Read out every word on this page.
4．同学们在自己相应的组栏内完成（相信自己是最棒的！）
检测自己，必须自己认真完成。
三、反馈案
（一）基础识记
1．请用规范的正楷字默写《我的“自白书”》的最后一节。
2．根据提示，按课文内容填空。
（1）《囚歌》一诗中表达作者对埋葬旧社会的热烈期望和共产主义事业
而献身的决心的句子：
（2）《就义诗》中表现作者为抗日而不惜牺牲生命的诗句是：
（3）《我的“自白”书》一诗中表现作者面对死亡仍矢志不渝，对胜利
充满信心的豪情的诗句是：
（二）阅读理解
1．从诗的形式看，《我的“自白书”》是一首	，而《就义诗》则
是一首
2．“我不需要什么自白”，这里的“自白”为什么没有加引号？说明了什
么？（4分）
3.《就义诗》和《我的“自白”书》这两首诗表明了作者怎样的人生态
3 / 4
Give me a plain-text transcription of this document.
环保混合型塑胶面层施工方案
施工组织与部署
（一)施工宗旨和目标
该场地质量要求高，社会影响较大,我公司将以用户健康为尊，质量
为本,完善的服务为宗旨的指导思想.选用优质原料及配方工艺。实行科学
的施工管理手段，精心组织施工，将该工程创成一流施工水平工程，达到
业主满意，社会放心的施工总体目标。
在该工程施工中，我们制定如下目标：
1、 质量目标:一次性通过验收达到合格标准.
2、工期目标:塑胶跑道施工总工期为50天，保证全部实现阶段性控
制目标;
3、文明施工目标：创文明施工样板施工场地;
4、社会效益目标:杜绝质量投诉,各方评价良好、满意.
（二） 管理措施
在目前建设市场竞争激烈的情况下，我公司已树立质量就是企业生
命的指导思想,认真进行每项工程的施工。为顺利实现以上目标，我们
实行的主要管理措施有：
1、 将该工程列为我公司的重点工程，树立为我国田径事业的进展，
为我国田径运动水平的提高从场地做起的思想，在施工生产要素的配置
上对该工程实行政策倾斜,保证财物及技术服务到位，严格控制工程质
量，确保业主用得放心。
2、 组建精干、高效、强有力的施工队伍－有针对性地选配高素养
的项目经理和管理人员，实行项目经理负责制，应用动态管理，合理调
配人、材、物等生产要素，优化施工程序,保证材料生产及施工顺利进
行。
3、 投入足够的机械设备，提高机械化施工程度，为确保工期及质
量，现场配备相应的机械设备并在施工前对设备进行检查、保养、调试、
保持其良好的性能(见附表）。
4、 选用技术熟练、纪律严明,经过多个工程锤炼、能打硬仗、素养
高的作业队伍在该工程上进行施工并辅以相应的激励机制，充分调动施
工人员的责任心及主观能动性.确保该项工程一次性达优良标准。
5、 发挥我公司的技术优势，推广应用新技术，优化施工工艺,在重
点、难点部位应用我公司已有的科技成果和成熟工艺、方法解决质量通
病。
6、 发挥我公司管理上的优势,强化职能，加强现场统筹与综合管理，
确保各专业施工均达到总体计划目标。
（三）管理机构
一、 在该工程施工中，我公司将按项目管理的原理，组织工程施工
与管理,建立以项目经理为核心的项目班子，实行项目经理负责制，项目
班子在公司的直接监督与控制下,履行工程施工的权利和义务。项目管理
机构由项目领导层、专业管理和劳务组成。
====
YOUR OBJECTIVE> Transcribe all the entries, keeping each one exactly as it is.

SOLUTION>
Read out every word on this page.
4．同学们在自己相应的组栏内完成（相信自己是最棒的！）
检测自己，必须自己认真完成。
三、反馈案
（一）基础识记
1．请用规范的正楷字默写《我的“自白书”》的最后一节。
2．根据提示，按课文内容填空。
（1）《囚歌》一诗中表达作者对埋葬旧社会的热烈期望和共产主义事业
而献身的决心的句子：
（2）《就义诗》中表现作者为抗日而不惜牺牲生命的诗句是：
（3）《我的“自白”书》一诗中表现作者面对死亡仍矢志不渝，对胜利
充满信心的豪情的诗句是：
（二）阅读理解
1．从诗的形式看，《我的“自白书”》是一首	，而《就义诗》则
是一首
2．“我不需要什么自白”，这里的“自白”为什么没有加引号？说明了什
么？（4分）
3.《就义诗》和《我的“自白”书》这两首诗表明了作者怎样的人生态
3 / 4
Give me a plain-text transcription of this document.
环保混合型塑胶面层施工方案
施工组织与部署
（一)施工宗旨和目标
该场地质量要求高，社会影响较大,我公司将以用户健康为尊，质量
为本,完善的服务为宗旨的指导思想.选用优质原料及配方工艺。实行科学
的施工管理手段，精心组织施工，将该工程创成一流施工水平工程，达到
业主满意，社会放心的施工总体目标。
在该工程施工中，我们制定如下目标：
1、 质量目标:一次性通过验收达到合格标准.
2、工期目标:塑胶跑道施工总工期为50天，保证全部实现阶段性控
制目标;
3、文明施工目标：创文明施工样板施工场地;
4、社会效益目标:杜绝质量投诉,各方评价良好、满意.
（二） 管理措施
在目前建设市场竞争激烈的情况下，我公司已树立质量就是企业生
命的指导思想,认真进行每项工程的施工。为顺利实现以上目标，我们
实行的主要管理措施有：
1、 将该工程列为我公司的重点工程，树立为我国田径事业的进展，
为我国田径运动水平的提高从场地做起的思想，在施工生产要素的配置
上对该工程实行政策倾斜,保证财物及技术服务到位，严格控制工程质
量，确保业主用得放心。
2、 组建精干、高效、强有力的施工队伍－有针对性地选配高素养
的项目经理和管理人员，实行项目经理负责制，应用动态管理，合理调
配人、材、物等生产要素，优化施工程序,保证材料生产及施工顺利进
行。
3、 投入足够的机械设备，提高机械化施工程度，为确保工期及质
量，现场配备相应的机械设备并在施工前对设备进行检查、保养、调试、
保持其良好的性能(见附表）。
4、 选用技术熟练、纪律严明,经过多个工程锤炼、能打硬仗、素养
高的作业队伍在该工程上进行施工并辅以相应的激励机制，充分调动施
工人员的责任心及主观能动性.确保该项工程一次性达优良标准。
5、 发挥我公司的技术优势，推广应用新技术，优化施工工艺,在重
点、难点部位应用我公司已有的科技成果和成熟工艺、方法解决质量通
病。
6、 发挥我公司管理上的优势,强化职能，加强现场统筹与综合管理，
确保各专业施工均达到总体计划目标。
（三）管理机构
一、 在该工程施工中，我公司将按项目管理的原理，组织工程施工
与管理,建立以项目经理为核心的项目班子，实行项目经理负责制，项目
班子在公司的直接监督与控制下,履行工程施工的权利和义务。项目管理
机构由项目领导层、专业管理和劳务组成。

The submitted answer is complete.